> [WHAT IS ASKED]
Where a line in the listing below contains the word "diameter", copy that line.

# # #

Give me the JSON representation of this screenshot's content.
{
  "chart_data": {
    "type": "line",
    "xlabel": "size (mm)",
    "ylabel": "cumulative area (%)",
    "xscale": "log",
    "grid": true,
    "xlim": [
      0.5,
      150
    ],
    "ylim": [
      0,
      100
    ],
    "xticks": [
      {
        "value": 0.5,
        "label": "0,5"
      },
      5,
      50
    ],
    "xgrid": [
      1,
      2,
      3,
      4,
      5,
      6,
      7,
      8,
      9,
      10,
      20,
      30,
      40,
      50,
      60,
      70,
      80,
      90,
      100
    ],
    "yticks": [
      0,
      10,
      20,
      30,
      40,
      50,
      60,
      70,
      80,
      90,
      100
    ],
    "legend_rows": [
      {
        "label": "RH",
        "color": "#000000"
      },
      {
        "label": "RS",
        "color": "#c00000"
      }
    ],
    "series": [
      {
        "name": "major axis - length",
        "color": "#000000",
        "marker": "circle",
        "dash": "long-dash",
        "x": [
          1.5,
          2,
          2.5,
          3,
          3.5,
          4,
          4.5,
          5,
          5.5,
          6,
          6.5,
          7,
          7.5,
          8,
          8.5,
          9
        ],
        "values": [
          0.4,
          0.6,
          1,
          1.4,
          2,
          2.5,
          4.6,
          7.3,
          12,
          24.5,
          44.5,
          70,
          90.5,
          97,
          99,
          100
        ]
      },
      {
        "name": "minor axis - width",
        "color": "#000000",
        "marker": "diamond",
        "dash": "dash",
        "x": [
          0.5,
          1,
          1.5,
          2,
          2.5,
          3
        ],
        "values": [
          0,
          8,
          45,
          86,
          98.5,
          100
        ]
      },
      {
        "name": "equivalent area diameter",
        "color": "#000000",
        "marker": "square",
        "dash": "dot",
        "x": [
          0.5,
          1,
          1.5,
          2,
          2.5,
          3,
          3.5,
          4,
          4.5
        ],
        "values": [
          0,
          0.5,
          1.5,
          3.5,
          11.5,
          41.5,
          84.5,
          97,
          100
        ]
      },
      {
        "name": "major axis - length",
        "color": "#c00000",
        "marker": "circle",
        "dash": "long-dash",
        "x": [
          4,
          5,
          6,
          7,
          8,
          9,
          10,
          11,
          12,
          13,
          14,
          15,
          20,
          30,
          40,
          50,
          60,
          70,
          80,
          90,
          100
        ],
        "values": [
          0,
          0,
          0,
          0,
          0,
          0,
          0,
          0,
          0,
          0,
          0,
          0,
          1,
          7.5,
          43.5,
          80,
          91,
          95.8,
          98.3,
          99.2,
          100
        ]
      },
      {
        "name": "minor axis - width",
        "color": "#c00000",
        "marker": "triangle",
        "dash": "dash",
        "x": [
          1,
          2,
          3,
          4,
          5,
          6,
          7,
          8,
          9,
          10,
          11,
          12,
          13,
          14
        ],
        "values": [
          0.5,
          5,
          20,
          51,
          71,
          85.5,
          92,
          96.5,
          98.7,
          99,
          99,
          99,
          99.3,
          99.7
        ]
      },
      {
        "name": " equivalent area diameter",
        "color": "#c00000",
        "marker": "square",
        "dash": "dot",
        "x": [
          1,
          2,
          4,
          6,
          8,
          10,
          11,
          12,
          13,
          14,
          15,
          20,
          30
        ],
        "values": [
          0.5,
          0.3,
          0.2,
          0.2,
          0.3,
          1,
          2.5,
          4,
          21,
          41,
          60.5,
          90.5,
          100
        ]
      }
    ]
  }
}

# # #

> [ANSWER FOR THIS EXERCISE]
        "name": "equivalent area diameter",
        "name": " equivalent area diameter",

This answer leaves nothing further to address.